#### SHORT EXERCISE
Exclude the pictures, then copy all remaining records exactly.

#### DATA PROVIDED
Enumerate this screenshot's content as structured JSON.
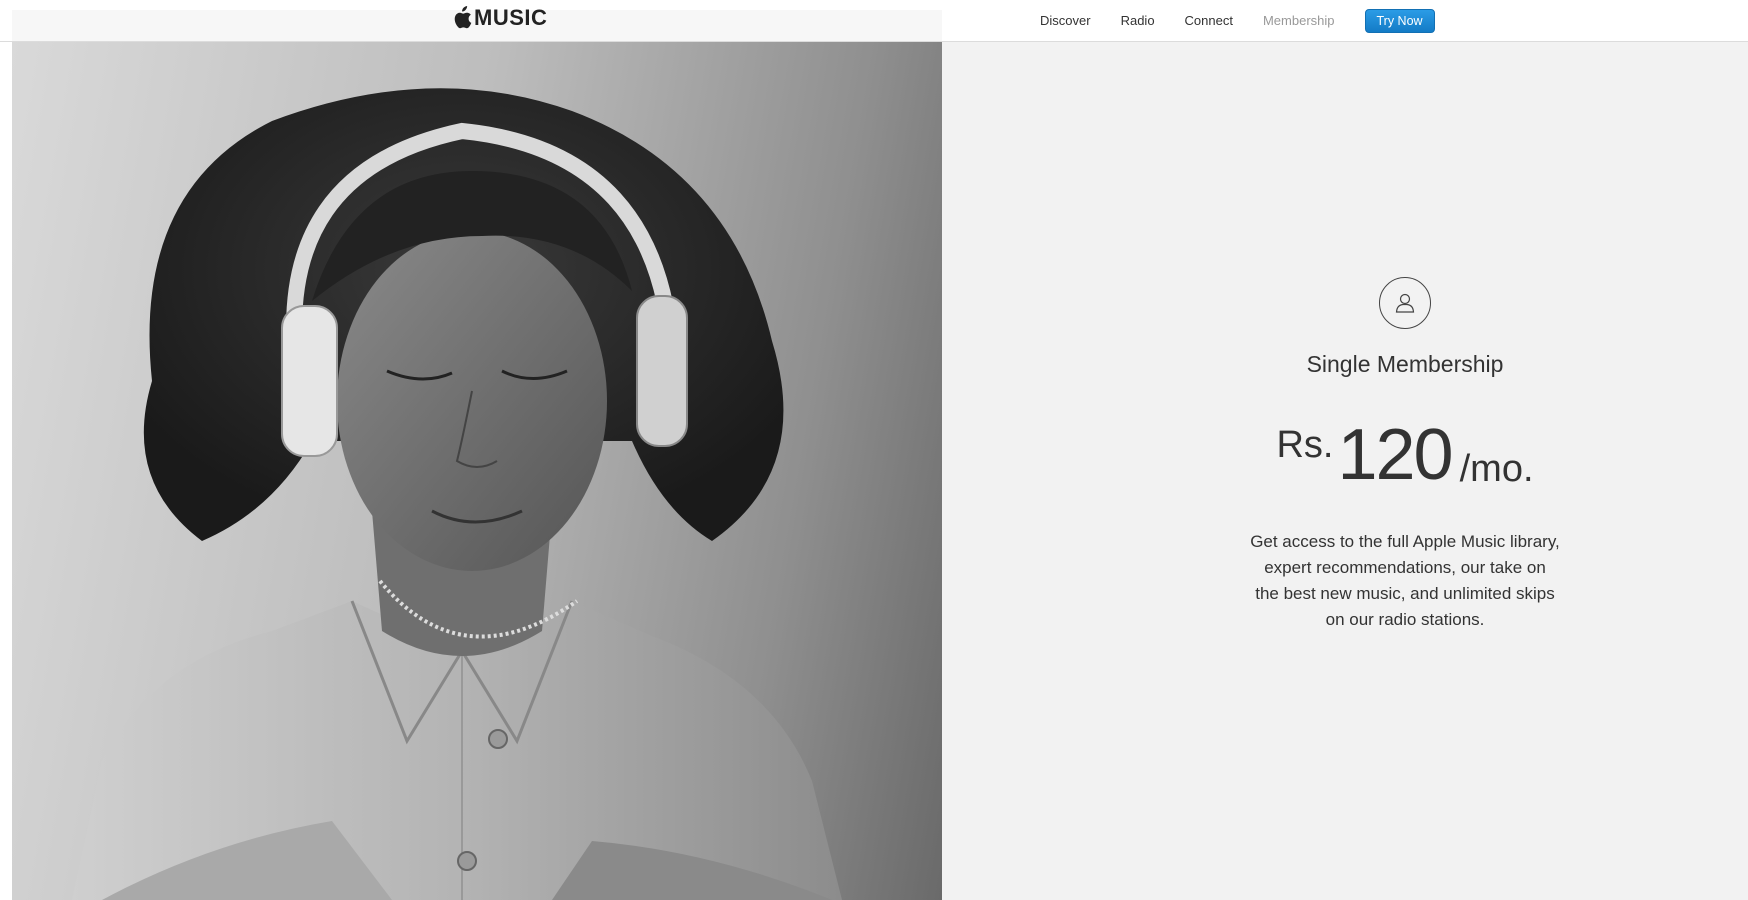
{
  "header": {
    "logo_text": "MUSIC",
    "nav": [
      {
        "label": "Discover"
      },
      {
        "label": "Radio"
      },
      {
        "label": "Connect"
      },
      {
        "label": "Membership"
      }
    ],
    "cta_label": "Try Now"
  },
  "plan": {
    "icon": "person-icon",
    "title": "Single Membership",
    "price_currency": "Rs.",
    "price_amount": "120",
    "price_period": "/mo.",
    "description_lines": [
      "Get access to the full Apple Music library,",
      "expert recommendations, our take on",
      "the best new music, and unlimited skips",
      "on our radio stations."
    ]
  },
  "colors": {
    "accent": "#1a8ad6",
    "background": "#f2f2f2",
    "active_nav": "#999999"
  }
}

#### ANSWER FOR THE TASK
Enumerate this screenshot's content as structured JSON.
{
  "header": {
    "logo_text": "MUSIC",
    "nav": [
      {
        "label": "Discover"
      },
      {
        "label": "Radio"
      },
      {
        "label": "Connect"
      },
      {
        "label": "Membership"
      }
    ],
    "cta_label": "Try Now"
  },
  "plan": {
    "icon": "person-icon",
    "title": "Single Membership",
    "price_currency": "Rs.",
    "price_amount": "120",
    "price_period": "/mo.",
    "description_lines": [
      "Get access to the full Apple Music library,",
      "expert recommendations, our take on",
      "the best new music, and unlimited skips",
      "on our radio stations."
    ]
  },
  "colors": {
    "accent": "#1a8ad6",
    "background": "#f2f2f2",
    "active_nav": "#999999"
  }
}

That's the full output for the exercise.